### Directions
Collect every line below that contains the word "week".

### Dataset rows about figures
######

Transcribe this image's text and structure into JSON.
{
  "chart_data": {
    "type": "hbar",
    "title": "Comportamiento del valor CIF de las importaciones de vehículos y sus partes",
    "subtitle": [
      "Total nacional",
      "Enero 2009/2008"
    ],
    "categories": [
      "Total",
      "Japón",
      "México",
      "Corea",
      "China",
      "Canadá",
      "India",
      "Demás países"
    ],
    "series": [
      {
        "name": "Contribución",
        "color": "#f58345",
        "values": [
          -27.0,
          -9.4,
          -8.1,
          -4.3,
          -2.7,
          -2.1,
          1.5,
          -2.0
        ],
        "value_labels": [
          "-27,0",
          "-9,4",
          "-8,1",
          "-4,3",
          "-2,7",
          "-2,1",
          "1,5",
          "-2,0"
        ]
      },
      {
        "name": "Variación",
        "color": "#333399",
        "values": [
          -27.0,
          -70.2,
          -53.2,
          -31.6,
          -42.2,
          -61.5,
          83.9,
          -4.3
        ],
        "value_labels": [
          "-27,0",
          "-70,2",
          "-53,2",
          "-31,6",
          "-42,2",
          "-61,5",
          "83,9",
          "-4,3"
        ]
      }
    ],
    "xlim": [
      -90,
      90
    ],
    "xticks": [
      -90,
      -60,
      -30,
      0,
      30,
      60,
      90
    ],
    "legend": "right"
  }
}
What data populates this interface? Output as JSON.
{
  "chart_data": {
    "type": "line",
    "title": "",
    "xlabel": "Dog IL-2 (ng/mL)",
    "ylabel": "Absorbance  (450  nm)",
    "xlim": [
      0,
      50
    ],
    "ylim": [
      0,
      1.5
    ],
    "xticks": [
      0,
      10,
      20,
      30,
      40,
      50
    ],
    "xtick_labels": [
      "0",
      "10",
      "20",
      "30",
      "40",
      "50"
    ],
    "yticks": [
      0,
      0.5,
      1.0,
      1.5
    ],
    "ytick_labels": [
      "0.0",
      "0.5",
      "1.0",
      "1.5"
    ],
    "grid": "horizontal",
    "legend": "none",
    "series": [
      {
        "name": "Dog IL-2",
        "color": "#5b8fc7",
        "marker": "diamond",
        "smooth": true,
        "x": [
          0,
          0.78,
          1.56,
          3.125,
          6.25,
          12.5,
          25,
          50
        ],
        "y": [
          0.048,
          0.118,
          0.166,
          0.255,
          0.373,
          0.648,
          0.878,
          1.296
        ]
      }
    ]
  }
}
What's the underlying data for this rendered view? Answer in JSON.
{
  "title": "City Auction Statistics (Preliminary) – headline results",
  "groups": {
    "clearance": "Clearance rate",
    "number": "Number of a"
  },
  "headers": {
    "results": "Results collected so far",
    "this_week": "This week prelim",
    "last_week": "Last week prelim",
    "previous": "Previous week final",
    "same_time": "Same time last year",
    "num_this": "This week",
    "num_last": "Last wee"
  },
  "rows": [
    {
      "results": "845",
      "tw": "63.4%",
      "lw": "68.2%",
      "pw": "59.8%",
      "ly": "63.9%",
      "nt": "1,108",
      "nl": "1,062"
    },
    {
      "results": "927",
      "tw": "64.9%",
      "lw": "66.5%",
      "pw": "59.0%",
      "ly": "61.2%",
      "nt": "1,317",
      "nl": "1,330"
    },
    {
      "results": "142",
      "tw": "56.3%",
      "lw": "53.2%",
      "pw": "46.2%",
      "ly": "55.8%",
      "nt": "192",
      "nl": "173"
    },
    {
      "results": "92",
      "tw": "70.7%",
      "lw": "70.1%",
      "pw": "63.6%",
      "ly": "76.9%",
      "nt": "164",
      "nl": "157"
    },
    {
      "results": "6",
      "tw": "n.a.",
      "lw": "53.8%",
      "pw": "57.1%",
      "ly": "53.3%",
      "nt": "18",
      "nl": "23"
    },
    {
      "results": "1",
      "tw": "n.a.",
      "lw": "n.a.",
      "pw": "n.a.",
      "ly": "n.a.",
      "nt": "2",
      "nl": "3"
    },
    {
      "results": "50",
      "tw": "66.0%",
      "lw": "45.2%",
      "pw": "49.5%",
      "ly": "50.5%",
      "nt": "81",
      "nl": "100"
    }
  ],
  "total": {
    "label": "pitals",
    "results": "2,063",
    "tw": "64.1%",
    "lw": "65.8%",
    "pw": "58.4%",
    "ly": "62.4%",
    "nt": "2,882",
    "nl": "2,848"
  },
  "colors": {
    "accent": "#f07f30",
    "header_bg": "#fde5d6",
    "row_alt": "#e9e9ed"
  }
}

######

### Answer for this exercise
    "this_week": "This week prelim",
    "last_week": "Last week prelim",
    "previous": "Previous week final",
    "num_this": "This week",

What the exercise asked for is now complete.